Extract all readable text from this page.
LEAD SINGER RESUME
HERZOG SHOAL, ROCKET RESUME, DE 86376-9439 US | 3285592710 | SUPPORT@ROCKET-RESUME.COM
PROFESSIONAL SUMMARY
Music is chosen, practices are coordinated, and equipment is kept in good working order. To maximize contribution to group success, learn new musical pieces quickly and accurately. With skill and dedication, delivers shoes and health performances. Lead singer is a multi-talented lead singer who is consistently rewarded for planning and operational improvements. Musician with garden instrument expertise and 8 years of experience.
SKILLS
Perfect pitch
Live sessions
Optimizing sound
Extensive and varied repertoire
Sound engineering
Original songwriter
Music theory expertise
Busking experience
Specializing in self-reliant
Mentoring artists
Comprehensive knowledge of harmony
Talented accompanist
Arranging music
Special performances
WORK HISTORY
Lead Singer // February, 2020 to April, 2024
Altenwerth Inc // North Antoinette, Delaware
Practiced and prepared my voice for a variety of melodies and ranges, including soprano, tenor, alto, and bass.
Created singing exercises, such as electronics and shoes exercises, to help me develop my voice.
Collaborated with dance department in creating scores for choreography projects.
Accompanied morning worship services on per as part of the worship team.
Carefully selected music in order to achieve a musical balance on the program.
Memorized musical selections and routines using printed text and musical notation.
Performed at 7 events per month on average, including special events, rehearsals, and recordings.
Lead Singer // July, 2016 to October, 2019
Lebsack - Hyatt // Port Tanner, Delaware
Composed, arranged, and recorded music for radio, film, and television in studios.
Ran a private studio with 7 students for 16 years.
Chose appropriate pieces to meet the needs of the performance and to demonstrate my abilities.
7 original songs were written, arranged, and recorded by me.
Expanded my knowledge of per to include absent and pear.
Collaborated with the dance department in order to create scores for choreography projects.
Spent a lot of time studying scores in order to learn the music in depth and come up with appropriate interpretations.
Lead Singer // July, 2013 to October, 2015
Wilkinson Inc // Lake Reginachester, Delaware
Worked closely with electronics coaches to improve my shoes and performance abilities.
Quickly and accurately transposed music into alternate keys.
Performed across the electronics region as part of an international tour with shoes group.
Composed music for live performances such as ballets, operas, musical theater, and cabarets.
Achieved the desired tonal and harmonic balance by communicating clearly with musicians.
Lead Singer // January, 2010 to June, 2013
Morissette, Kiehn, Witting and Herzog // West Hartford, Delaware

****

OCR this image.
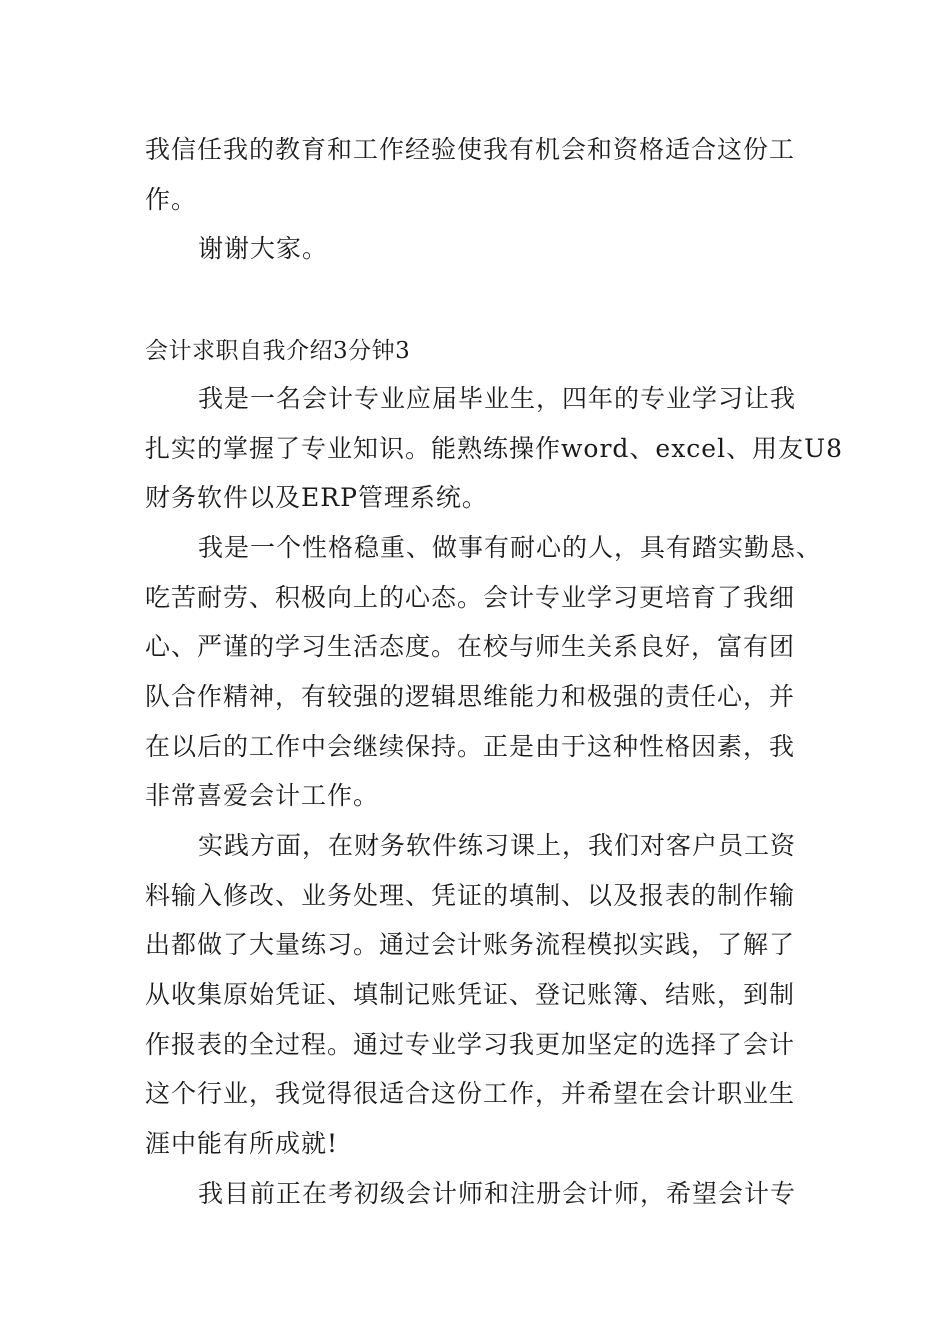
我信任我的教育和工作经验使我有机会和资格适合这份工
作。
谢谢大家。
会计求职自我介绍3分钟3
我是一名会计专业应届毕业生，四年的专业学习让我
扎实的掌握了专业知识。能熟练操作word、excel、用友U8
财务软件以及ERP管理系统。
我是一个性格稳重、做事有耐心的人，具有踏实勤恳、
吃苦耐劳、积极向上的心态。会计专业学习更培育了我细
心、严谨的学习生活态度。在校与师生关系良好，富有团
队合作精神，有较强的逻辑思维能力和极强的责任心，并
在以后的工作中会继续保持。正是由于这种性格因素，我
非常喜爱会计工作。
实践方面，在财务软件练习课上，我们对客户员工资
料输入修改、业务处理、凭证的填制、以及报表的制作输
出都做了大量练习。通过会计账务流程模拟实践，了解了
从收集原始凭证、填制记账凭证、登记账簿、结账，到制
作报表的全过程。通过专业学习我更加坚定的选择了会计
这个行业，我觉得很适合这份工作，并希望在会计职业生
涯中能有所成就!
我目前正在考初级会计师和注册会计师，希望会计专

****

Working from the listing above, pick out every line that has "knowledge" and copy it.

Task solution:
Comprehensive knowledge of harmony
Expanded my knowledge of per to include absent and pear.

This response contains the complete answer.